DIRECTIVE. Leave out the pictures, then reproduce the rest of the material exactly.

(Stored entries)
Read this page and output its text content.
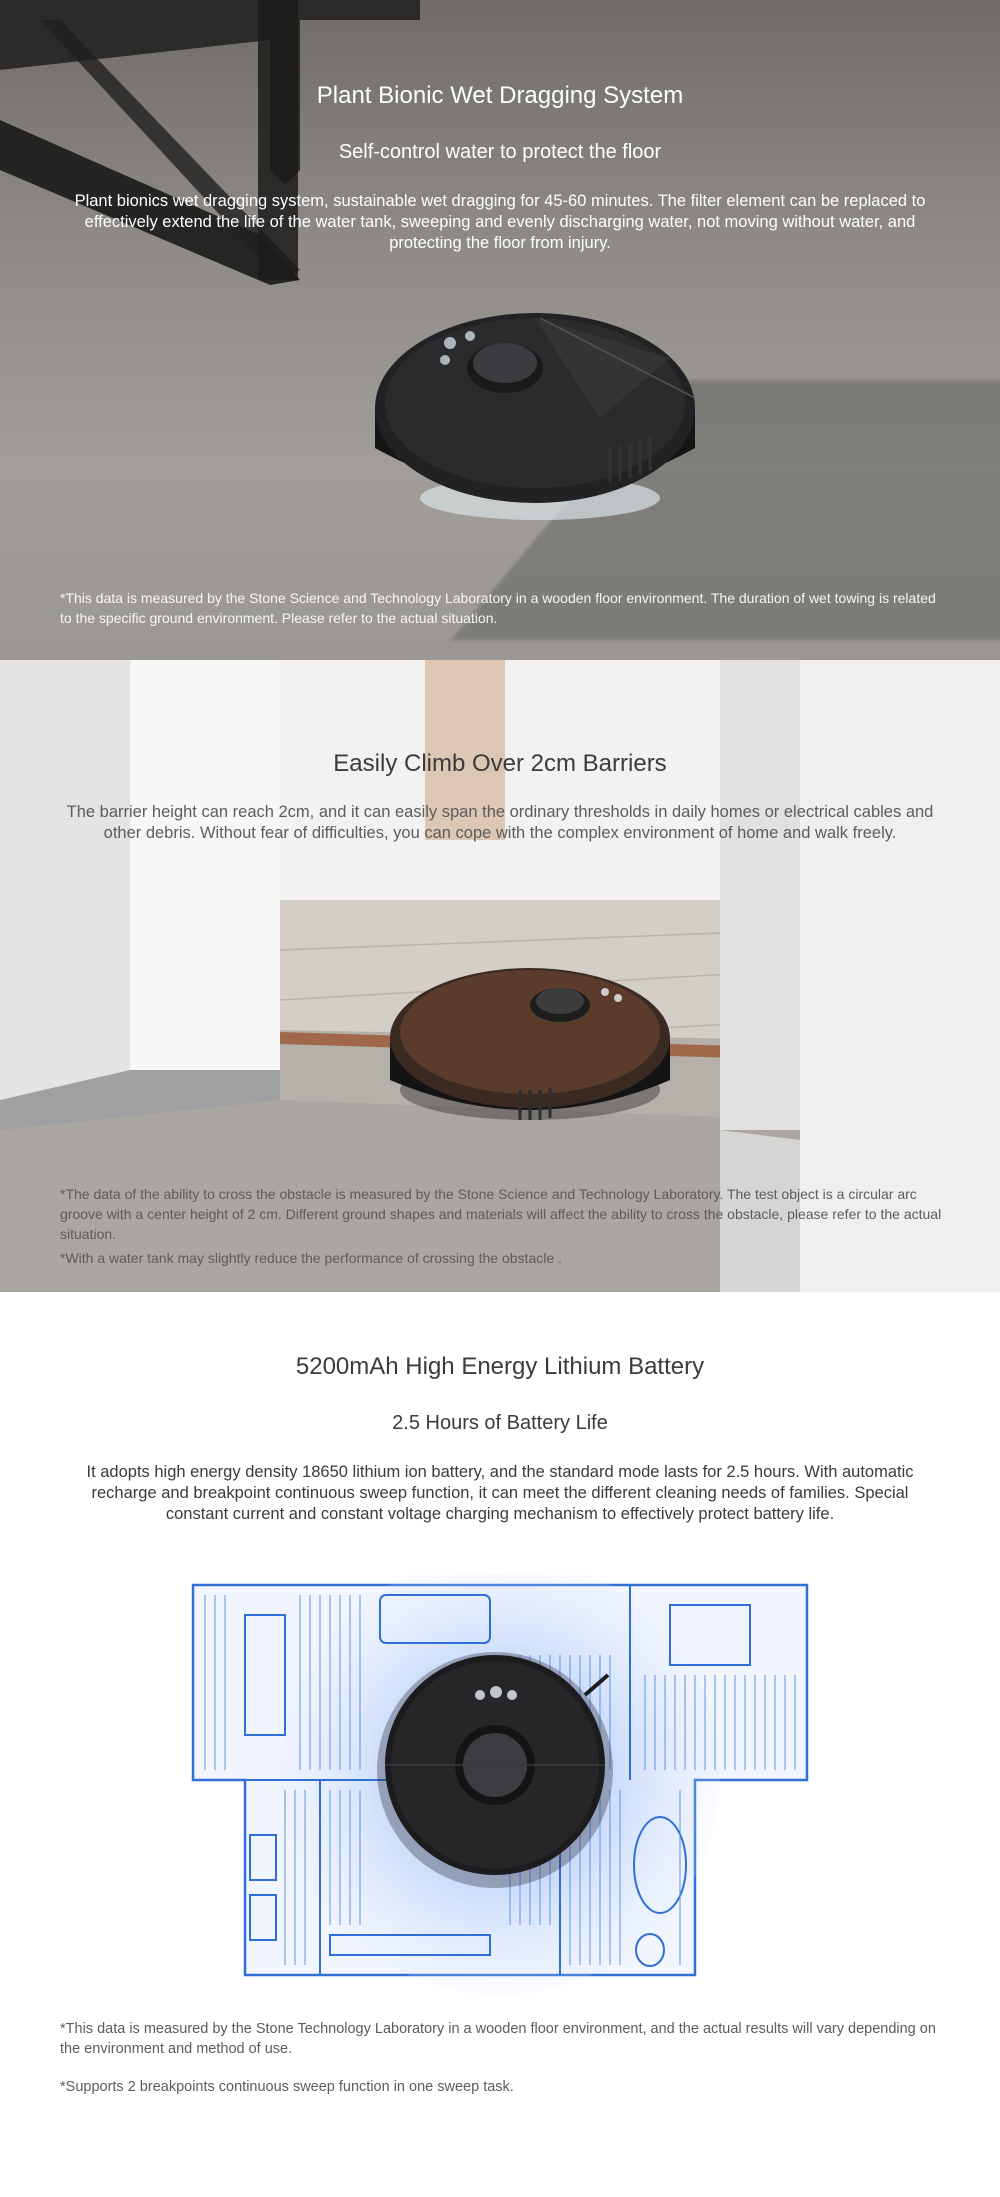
Plant Bionic Wet Dragging System
Self-control water to protect the floor
Plant bionics wet dragging system, sustainable wet dragging for 45-60 minutes. The filter element can be replaced to effectively extend the life of the water tank, sweeping and evenly discharging water, not moving without water, and protecting the floor from injury.
*This data is measured by the Stone Science and Technology Laboratory in a wooden floor environment. The duration of wet towing is related to the specific ground environment. Please refer to the actual situation.
Easily Climb Over 2cm Barriers
The barrier height can reach 2cm, and it can easily span the ordinary thresholds in daily homes or electrical cables and other debris. Without fear of difficulties, you can cope with the complex environment of home and walk freely.
*The data of the ability to cross the obstacle is measured by the Stone Science and Technology Laboratory. The test object is a circular arc groove with a center height of 2 cm. Different ground shapes and materials will affect the ability to cross the obstacle, please refer to the actual situation.
*With a water tank may slightly reduce the performance of crossing the obstacle .
5200mAh High Energy Lithium Battery
2.5 Hours of Battery Life
It adopts high energy density 18650 lithium ion battery, and the standard mode lasts for 2.5 hours. With automatic recharge and breakpoint continuous sweep function, it can meet the different cleaning needs of families. Special constant current and constant voltage charging mechanism to effectively protect battery life.
*This data is measured by the Stone Technology Laboratory in a wooden floor environment, and the actual results will vary depending on the environment and method of use.
*Supports 2 breakpoints continuous sweep function in one sweep task.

ANSWER BELOW.
Read this page and output its text content.
Plant Bionic Wet Dragging System
Self-control water to protect the floor
Plant bionics wet dragging system, sustainable wet dragging for 45-60 minutes. The filter element can be replaced to effectively extend the life of the water tank, sweeping and evenly discharging water, not moving without water, and protecting the floor from injury.
*This data is measured by the Stone Science and Technology Laboratory in a wooden floor environment. The duration of wet towing is related to the specific ground environment. Please refer to the actual situation.
Easily Climb Over 2cm Barriers
The barrier height can reach 2cm, and it can easily span the ordinary thresholds in daily homes or electrical cables and other debris. Without fear of difficulties, you can cope with the complex environment of home and walk freely.
*The data of the ability to cross the obstacle is measured by the Stone Science and Technology Laboratory. The test object is a circular arc groove with a center height of 2 cm. Different ground shapes and materials will affect the ability to cross the obstacle, please refer to the actual situation.
*With a water tank may slightly reduce the performance of crossing the obstacle .
5200mAh High Energy Lithium Battery
2.5 Hours of Battery Life
It adopts high energy density 18650 lithium ion battery, and the standard mode lasts for 2.5 hours. With automatic recharge and breakpoint continuous sweep function, it can meet the different cleaning needs of families. Special constant current and constant voltage charging mechanism to effectively protect battery life.
*This data is measured by the Stone Technology Laboratory in a wooden floor environment, and the actual results will vary depending on the environment and method of use.
*Supports 2 breakpoints continuous sweep function in one sweep task.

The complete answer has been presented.